Set task – Find each line below that contains the word "tabs", and copy those lines in full.

Given records –
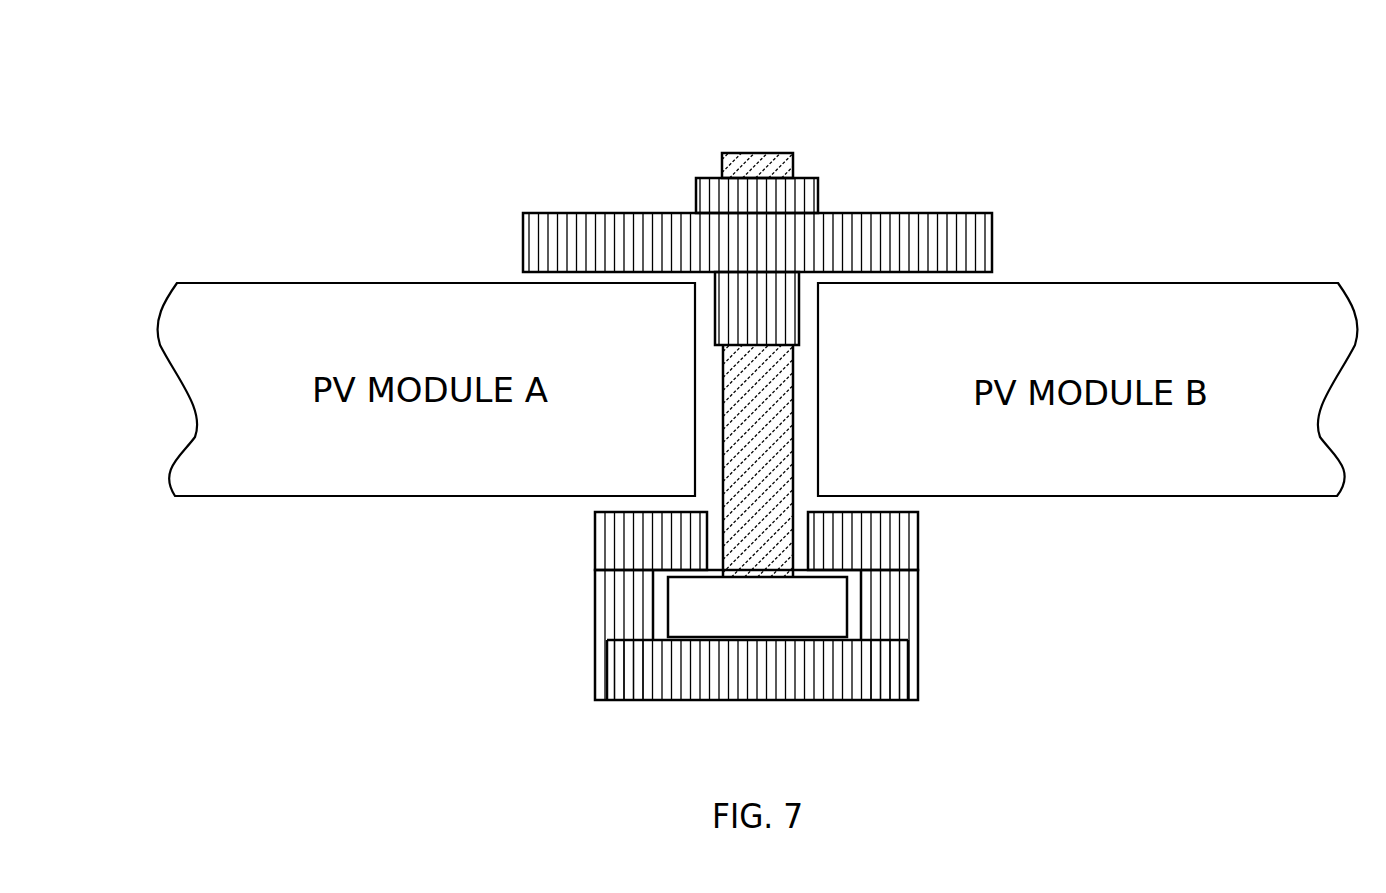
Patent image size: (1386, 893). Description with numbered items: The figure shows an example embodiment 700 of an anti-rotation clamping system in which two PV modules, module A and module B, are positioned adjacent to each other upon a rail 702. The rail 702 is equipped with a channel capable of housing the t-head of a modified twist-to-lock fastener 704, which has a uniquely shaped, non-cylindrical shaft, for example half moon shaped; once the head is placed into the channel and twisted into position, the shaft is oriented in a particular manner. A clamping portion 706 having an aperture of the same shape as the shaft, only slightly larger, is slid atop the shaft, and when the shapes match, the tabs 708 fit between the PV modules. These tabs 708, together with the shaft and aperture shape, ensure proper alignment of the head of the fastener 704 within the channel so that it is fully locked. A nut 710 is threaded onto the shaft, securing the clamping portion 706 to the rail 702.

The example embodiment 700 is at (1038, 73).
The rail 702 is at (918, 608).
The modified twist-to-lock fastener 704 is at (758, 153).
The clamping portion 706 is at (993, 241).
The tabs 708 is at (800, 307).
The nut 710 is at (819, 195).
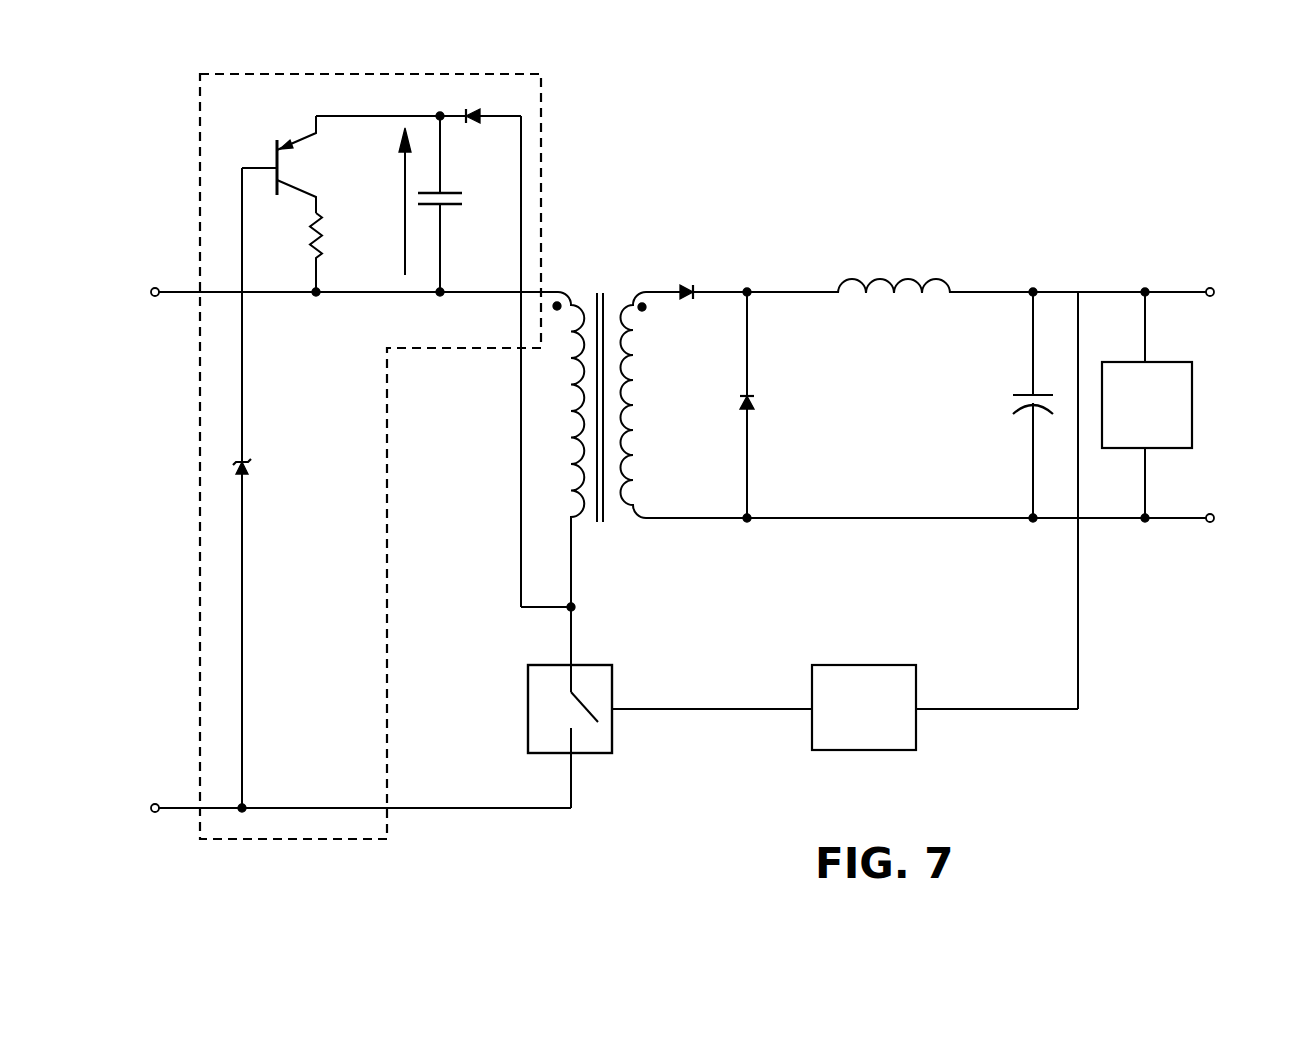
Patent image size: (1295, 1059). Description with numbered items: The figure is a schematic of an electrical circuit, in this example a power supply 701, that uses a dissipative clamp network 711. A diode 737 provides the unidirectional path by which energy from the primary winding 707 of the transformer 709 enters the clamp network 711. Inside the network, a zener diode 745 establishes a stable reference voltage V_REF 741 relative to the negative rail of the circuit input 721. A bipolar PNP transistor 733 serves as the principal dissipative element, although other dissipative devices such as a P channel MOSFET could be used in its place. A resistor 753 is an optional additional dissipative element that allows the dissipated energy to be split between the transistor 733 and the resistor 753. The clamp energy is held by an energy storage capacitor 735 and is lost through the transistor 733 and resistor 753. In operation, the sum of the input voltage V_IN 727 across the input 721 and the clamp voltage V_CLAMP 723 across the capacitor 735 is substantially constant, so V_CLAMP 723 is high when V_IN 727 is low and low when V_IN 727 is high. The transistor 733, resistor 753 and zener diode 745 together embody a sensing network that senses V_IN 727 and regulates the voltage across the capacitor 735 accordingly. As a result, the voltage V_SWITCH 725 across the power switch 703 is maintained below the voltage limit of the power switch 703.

Full output –
Patent image size: (1386, 893). Description with numbered items: The figure shows an example embodiment 700 of an anti-rotation clamping system in which two PV modules, module A and module B, are positioned adjacent to each other upon a rail 702. The rail 702 is equipped with a channel capable of housing the t-head of a modified twist-to-lock fastener 704, which has a uniquely shaped, non-cylindrical shaft, for example half moon shaped; once the head is placed into the channel and twisted into position, the shaft is oriented in a particular manner. A clamping portion 706 having an aperture of the same shape as the shaft, only slightly larger, is slid atop the shaft, and when the shapes match, the tabs 708 fit between the PV modules. These tabs 708, together with the shaft and aperture shape, ensure proper alignment of the head of the fastener 704 within the channel so that it is fully locked. A nut 710 is threaded onto the shaft, securing the clamping portion 706 to the rail 702.
The tabs 708 is at (800, 307).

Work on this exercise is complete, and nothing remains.